### Do this
All of the records below should be output exactly.

### Data to process
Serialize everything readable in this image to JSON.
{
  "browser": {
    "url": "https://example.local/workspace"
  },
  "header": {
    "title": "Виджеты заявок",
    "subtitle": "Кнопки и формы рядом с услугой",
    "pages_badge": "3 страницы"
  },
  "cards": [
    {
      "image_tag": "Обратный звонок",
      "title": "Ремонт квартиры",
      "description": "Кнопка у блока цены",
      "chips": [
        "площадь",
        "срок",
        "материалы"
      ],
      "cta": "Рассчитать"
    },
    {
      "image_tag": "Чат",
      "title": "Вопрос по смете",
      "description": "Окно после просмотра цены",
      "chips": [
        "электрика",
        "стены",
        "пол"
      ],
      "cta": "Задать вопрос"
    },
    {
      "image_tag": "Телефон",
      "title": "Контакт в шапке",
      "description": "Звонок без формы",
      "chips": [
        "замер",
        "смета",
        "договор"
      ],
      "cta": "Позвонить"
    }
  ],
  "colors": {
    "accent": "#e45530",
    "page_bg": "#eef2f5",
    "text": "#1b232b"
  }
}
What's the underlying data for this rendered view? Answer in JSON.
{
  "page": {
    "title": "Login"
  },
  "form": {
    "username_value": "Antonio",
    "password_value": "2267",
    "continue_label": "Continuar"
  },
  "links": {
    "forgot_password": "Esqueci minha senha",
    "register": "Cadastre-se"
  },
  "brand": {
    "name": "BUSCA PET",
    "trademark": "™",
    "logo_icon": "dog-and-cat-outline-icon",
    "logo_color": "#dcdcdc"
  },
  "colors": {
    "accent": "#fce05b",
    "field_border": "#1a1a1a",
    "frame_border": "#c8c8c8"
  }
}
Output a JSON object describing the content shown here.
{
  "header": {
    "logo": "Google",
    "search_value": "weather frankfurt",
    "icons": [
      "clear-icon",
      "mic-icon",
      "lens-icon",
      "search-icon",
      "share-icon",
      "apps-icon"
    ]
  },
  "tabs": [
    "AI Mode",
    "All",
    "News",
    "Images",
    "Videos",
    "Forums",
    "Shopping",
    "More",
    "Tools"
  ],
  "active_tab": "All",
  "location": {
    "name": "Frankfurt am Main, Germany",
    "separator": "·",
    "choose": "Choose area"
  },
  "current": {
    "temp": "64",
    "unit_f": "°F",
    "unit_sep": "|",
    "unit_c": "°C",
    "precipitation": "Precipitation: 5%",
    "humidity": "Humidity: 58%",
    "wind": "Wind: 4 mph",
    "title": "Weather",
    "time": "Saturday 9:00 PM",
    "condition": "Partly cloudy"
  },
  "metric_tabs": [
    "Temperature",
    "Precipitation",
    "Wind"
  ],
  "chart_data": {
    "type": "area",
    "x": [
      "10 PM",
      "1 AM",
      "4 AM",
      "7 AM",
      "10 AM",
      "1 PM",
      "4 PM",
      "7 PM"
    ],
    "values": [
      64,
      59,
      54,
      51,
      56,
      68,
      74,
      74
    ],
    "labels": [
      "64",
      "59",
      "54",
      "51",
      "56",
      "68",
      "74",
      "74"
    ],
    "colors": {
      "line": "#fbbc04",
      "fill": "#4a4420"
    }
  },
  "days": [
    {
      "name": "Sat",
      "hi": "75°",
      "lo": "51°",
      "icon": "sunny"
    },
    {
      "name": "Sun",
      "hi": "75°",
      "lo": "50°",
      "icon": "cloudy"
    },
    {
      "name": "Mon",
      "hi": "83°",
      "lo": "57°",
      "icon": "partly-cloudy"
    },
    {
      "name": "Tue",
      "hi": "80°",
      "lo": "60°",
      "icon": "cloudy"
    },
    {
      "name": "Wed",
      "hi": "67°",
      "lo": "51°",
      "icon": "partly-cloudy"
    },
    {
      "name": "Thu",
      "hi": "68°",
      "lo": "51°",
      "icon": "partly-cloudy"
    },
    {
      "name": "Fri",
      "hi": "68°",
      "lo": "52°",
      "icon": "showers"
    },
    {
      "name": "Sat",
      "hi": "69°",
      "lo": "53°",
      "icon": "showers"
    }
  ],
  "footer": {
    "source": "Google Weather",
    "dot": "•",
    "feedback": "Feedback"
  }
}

### Reply to the task
Serialize everything readable in this image to JSON.
{
  "browser": {
    "url": "https://example.local/workspace"
  },
  "header": {
    "title": "Виджеты заявок",
    "subtitle": "Кнопки и формы рядом с услугой",
    "pages_badge": "3 страницы"
  },
  "cards": [
    {
      "image_tag": "Обратный звонок",
      "title": "Ремонт квартиры",
      "description": "Кнопка у блока цены",
      "chips": [
        "площадь",
        "срок",
        "материалы"
      ],
      "cta": "Рассчитать"
    },
    {
      "image_tag": "Чат",
      "title": "Вопрос по смете",
      "description": "Окно после просмотра цены",
      "chips": [
        "электрика",
        "стены",
        "пол"
      ],
      "cta": "Задать вопрос"
    },
    {
      "image_tag": "Телефон",
      "title": "Контакт в шапке",
      "description": "Звонок без формы",
      "chips": [
        "замер",
        "смета",
        "договор"
      ],
      "cta": "Позвонить"
    }
  ],
  "colors": {
    "accent": "#e45530",
    "page_bg": "#eef2f5",
    "text": "#1b232b"
  }
}
What's the underlying data for this rendered view? Answer in JSON.
{
  "page": {
    "title": "Login"
  },
  "form": {
    "username_value": "Antonio",
    "password_value": "2267",
    "continue_label": "Continuar"
  },
  "links": {
    "forgot_password": "Esqueci minha senha",
    "register": "Cadastre-se"
  },
  "brand": {
    "name": "BUSCA PET",
    "trademark": "™",
    "logo_icon": "dog-and-cat-outline-icon",
    "logo_color": "#dcdcdc"
  },
  "colors": {
    "accent": "#fce05b",
    "field_border": "#1a1a1a",
    "frame_border": "#c8c8c8"
  }
}
Output a JSON object describing the content shown here.
{
  "header": {
    "logo": "Google",
    "search_value": "weather frankfurt",
    "icons": [
      "clear-icon",
      "mic-icon",
      "lens-icon",
      "search-icon",
      "share-icon",
      "apps-icon"
    ]
  },
  "tabs": [
    "AI Mode",
    "All",
    "News",
    "Images",
    "Videos",
    "Forums",
    "Shopping",
    "More",
    "Tools"
  ],
  "active_tab": "All",
  "location": {
    "name": "Frankfurt am Main, Germany",
    "separator": "·",
    "choose": "Choose area"
  },
  "current": {
    "temp": "64",
    "unit_f": "°F",
    "unit_sep": "|",
    "unit_c": "°C",
    "precipitation": "Precipitation: 5%",
    "humidity": "Humidity: 58%",
    "wind": "Wind: 4 mph",
    "title": "Weather",
    "time": "Saturday 9:00 PM",
    "condition": "Partly cloudy"
  },
  "metric_tabs": [
    "Temperature",
    "Precipitation",
    "Wind"
  ],
  "chart_data": {
    "type": "area",
    "x": [
      "10 PM",
      "1 AM",
      "4 AM",
      "7 AM",
      "10 AM",
      "1 PM",
      "4 PM",
      "7 PM"
    ],
    "values": [
      64,
      59,
      54,
      51,
      56,
      68,
      74,
      74
    ],
    "labels": [
      "64",
      "59",
      "54",
      "51",
      "56",
      "68",
      "74",
      "74"
    ],
    "colors": {
      "line": "#fbbc04",
      "fill": "#4a4420"
    }
  },
  "days": [
    {
      "name": "Sat",
      "hi": "75°",
      "lo": "51°",
      "icon": "sunny"
    },
    {
      "name": "Sun",
      "hi": "75°",
      "lo": "50°",
      "icon": "cloudy"
    },
    {
      "name": "Mon",
      "hi": "83°",
      "lo": "57°",
      "icon": "partly-cloudy"
    },
    {
      "name": "Tue",
      "hi": "80°",
      "lo": "60°",
      "icon": "cloudy"
    },
    {
      "name": "Wed",
      "hi": "67°",
      "lo": "51°",
      "icon": "partly-cloudy"
    },
    {
      "name": "Thu",
      "hi": "68°",
      "lo": "51°",
      "icon": "partly-cloudy"
    },
    {
      "name": "Fri",
      "hi": "68°",
      "lo": "52°",
      "icon": "showers"
    },
    {
      "name": "Sat",
      "hi": "69°",
      "lo": "53°",
      "icon": "showers"
    }
  ],
  "footer": {
    "source": "Google Weather",
    "dot": "•",
    "feedback": "Feedback"
  }
}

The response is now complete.